--- Start of RECORDS SHOWN ---

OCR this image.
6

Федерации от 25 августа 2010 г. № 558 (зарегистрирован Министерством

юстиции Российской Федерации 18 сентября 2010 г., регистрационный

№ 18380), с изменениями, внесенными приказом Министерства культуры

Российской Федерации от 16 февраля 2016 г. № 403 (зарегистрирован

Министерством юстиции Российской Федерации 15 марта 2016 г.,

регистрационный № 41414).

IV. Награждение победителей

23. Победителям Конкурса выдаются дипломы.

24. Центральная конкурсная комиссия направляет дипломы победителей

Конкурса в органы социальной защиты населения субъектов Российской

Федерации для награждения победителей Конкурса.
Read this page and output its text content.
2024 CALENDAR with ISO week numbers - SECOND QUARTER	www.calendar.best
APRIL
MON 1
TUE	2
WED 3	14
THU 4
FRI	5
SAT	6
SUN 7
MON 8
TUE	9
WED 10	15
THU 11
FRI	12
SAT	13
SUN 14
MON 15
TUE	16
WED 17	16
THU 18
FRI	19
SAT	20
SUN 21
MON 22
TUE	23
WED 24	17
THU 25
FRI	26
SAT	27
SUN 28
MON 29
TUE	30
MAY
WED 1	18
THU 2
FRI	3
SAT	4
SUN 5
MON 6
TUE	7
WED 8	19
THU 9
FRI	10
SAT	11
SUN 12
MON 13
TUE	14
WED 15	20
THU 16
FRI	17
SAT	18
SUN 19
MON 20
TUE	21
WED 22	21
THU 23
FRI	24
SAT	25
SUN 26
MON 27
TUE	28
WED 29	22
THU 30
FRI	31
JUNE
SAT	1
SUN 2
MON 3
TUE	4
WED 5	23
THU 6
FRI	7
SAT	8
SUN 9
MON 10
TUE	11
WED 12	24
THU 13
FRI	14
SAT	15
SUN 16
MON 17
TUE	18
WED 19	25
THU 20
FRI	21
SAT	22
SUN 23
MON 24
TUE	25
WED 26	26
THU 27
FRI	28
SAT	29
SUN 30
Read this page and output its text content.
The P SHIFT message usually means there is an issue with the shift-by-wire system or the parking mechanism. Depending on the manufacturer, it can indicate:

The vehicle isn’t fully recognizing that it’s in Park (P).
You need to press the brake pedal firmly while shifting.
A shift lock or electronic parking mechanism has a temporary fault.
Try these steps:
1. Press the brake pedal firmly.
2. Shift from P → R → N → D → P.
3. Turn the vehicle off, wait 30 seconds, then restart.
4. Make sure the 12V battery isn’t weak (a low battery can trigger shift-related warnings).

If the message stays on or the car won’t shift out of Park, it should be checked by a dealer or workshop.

--- End of RECORDS SHOWN ---

[GOAL] Write the material out exactly, with nothing left out.

[CORRECT OUTPUT]
OCR this image.
6

Федерации от 25 августа 2010 г. № 558 (зарегистрирован Министерством

юстиции Российской Федерации 18 сентября 2010 г., регистрационный

№ 18380), с изменениями, внесенными приказом Министерства культуры

Российской Федерации от 16 февраля 2016 г. № 403 (зарегистрирован

Министерством юстиции Российской Федерации 15 марта 2016 г.,

регистрационный № 41414).

IV. Награждение победителей

23. Победителям Конкурса выдаются дипломы.

24. Центральная конкурсная комиссия направляет дипломы победителей

Конкурса в органы социальной защиты населения субъектов Российской

Федерации для награждения победителей Конкурса.
Read this page and output its text content.
2024 CALENDAR with ISO week numbers - SECOND QUARTER	www.calendar.best
APRIL
MON 1
TUE	2
WED 3	14
THU 4
FRI	5
SAT	6
SUN 7
MON 8
TUE	9
WED 10	15
THU 11
FRI	12
SAT	13
SUN 14
MON 15
TUE	16
WED 17	16
THU 18
FRI	19
SAT	20
SUN 21
MON 22
TUE	23
WED 24	17
THU 25
FRI	26
SAT	27
SUN 28
MON 29
TUE	30
MAY
WED 1	18
THU 2
FRI	3
SAT	4
SUN 5
MON 6
TUE	7
WED 8	19
THU 9
FRI	10
SAT	11
SUN 12
MON 13
TUE	14
WED 15	20
THU 16
FRI	17
SAT	18
SUN 19
MON 20
TUE	21
WED 22	21
THU 23
FRI	24
SAT	25
SUN 26
MON 27
TUE	28
WED 29	22
THU 30
FRI	31
JUNE
SAT	1
SUN 2
MON 3
TUE	4
WED 5	23
THU 6
FRI	7
SAT	8
SUN 9
MON 10
TUE	11
WED 12	24
THU 13
FRI	14
SAT	15
SUN 16
MON 17
TUE	18
WED 19	25
THU 20
FRI	21
SAT	22
SUN 23
MON 24
TUE	25
WED 26	26
THU 27
FRI	28
SAT	29
SUN 30
Read this page and output its text content.
The P SHIFT message usually means there is an issue with the shift-by-wire system or the parking mechanism. Depending on the manufacturer, it can indicate:

The vehicle isn’t fully recognizing that it’s in Park (P).
You need to press the brake pedal firmly while shifting.
A shift lock or electronic parking mechanism has a temporary fault.
Try these steps:
1. Press the brake pedal firmly.
2. Shift from P → R → N → D → P.
3. Turn the vehicle off, wait 30 seconds, then restart.
4. Make sure the 12V battery isn’t weak (a low battery can trigger shift-related warnings).

If the message stays on or the car won’t shift out of Park, it should be checked by a dealer or workshop.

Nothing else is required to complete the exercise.